Work to do.
Quote every line word for word, starting with the line that contains "For every button, label, input, icon, or" and continuing down through the line that contains "- right-axis-label: −10: [773, 370, 798, 387]", with both of those lines included.

==*==

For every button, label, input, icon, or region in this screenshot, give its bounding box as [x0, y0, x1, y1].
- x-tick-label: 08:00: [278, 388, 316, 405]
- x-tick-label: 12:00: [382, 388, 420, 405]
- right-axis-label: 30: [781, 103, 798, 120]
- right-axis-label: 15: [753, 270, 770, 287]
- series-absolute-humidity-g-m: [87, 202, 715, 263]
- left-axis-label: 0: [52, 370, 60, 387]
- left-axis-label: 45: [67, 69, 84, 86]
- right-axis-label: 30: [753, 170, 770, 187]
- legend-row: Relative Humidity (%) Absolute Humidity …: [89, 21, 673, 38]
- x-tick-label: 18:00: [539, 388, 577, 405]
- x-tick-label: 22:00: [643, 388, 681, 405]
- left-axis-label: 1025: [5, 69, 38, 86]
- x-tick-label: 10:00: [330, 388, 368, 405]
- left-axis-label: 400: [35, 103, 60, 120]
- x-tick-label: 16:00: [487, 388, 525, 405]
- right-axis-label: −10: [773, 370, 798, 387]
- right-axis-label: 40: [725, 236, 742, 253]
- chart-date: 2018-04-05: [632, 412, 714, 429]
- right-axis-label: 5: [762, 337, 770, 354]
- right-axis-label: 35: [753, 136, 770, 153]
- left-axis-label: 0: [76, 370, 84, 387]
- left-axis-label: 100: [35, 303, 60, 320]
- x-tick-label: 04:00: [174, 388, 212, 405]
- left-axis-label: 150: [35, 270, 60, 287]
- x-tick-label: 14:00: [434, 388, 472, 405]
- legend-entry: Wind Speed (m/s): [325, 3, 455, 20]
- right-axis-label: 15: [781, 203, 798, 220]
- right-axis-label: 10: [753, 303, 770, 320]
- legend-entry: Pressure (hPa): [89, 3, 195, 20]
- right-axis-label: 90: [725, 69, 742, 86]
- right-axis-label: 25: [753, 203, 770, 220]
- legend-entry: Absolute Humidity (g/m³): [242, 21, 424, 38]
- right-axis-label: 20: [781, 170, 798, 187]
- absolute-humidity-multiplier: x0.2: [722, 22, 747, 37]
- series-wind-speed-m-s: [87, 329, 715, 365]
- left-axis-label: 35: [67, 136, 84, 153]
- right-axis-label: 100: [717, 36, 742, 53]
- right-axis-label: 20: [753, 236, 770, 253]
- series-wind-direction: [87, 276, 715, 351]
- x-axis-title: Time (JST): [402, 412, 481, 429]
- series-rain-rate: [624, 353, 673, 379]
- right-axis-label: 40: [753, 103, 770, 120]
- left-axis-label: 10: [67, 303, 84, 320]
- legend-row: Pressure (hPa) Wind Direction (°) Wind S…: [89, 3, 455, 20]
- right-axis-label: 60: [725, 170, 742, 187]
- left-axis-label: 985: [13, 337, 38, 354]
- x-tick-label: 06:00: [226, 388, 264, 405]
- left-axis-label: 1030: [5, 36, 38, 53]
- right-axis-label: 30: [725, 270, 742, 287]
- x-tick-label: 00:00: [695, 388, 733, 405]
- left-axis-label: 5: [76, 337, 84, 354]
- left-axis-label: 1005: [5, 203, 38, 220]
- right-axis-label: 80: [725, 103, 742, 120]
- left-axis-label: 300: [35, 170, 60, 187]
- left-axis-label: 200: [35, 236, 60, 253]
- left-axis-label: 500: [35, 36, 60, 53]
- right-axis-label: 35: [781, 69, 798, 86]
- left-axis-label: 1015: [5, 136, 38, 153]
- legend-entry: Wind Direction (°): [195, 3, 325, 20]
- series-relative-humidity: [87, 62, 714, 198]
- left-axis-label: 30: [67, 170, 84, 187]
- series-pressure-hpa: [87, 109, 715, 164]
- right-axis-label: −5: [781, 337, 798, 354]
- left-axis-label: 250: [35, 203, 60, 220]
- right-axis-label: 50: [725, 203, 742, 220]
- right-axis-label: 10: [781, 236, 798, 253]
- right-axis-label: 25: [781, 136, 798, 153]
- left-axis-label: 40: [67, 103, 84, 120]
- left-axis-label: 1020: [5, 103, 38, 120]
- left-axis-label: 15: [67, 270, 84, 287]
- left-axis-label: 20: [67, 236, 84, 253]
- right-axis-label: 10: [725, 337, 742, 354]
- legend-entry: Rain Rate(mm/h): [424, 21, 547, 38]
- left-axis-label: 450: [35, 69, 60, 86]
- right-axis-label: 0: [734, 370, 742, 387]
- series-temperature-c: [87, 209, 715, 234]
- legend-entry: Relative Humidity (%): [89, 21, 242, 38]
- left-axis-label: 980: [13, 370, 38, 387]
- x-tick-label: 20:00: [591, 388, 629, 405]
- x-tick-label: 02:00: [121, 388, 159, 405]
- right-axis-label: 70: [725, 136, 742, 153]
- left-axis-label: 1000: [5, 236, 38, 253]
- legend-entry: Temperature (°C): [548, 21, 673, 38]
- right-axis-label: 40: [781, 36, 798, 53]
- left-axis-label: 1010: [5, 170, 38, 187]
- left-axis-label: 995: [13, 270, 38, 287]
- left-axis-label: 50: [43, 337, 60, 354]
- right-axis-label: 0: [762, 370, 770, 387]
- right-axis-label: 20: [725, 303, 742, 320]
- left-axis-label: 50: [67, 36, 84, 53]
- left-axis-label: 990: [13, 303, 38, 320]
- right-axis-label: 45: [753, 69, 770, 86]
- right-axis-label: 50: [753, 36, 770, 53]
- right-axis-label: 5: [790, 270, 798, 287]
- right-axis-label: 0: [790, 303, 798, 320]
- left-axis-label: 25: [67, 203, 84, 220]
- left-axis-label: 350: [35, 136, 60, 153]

==*==

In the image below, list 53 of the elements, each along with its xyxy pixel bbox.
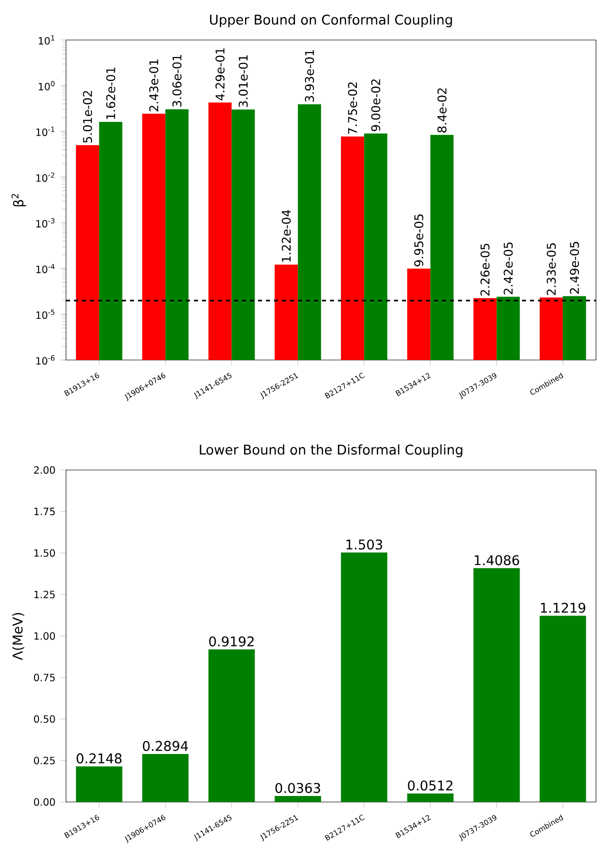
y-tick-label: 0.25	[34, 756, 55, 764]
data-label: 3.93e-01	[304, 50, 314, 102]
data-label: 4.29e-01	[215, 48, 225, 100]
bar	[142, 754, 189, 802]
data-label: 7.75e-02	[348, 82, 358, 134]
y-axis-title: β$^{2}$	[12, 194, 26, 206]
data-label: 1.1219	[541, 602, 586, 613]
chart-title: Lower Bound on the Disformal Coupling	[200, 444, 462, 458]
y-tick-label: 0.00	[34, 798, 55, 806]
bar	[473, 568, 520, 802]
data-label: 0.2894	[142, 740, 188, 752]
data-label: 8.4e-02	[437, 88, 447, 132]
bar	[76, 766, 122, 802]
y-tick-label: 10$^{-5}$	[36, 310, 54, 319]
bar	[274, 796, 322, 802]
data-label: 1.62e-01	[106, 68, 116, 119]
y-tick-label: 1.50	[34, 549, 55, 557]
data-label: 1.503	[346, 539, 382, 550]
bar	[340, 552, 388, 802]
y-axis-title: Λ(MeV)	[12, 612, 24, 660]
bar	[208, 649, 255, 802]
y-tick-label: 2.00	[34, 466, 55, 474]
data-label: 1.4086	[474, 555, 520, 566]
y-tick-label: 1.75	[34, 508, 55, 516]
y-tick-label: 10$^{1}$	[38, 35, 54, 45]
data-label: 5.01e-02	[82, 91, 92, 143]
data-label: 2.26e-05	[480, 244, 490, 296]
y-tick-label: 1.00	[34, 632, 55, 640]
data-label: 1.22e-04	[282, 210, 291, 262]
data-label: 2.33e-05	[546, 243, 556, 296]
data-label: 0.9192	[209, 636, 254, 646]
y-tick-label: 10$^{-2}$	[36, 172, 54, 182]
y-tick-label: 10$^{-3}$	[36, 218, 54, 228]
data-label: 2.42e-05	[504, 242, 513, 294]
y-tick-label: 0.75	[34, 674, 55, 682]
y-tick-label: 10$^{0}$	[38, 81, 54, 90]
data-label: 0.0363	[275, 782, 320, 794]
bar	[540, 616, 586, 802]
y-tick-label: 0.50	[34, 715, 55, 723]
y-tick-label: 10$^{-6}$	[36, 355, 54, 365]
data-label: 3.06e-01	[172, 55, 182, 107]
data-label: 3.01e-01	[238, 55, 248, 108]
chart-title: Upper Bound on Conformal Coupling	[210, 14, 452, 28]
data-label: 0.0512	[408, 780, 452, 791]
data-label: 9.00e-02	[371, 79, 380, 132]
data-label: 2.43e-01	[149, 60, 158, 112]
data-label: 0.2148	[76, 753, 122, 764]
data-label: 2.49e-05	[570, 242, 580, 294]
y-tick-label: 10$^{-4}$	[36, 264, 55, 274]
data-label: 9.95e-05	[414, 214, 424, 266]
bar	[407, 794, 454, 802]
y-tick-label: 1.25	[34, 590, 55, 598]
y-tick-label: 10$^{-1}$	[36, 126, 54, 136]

==*==

Written answer.
For every button, label, input, icon, or region in this screenshot, give its bounding box as [x0, y0, x1, y1].
- x-tick-label: 08:00: [278, 388, 316, 405]
- x-tick-label: 12:00: [382, 388, 420, 405]
- right-axis-label: 30: [781, 103, 798, 120]
- right-axis-label: 15: [753, 270, 770, 287]
- series-absolute-humidity-g-m: [87, 202, 715, 263]
- left-axis-label: 0: [52, 370, 60, 387]
- left-axis-label: 45: [67, 69, 84, 86]
- right-axis-label: 30: [753, 170, 770, 187]
- legend-row: Relative Humidity (%) Absolute Humidity …: [89, 21, 673, 38]
- x-tick-label: 18:00: [539, 388, 577, 405]
- x-tick-label: 22:00: [643, 388, 681, 405]
- left-axis-label: 1025: [5, 69, 38, 86]
- x-tick-label: 10:00: [330, 388, 368, 405]
- left-axis-label: 400: [35, 103, 60, 120]
- x-tick-label: 16:00: [487, 388, 525, 405]
- right-axis-label: −10: [773, 370, 798, 387]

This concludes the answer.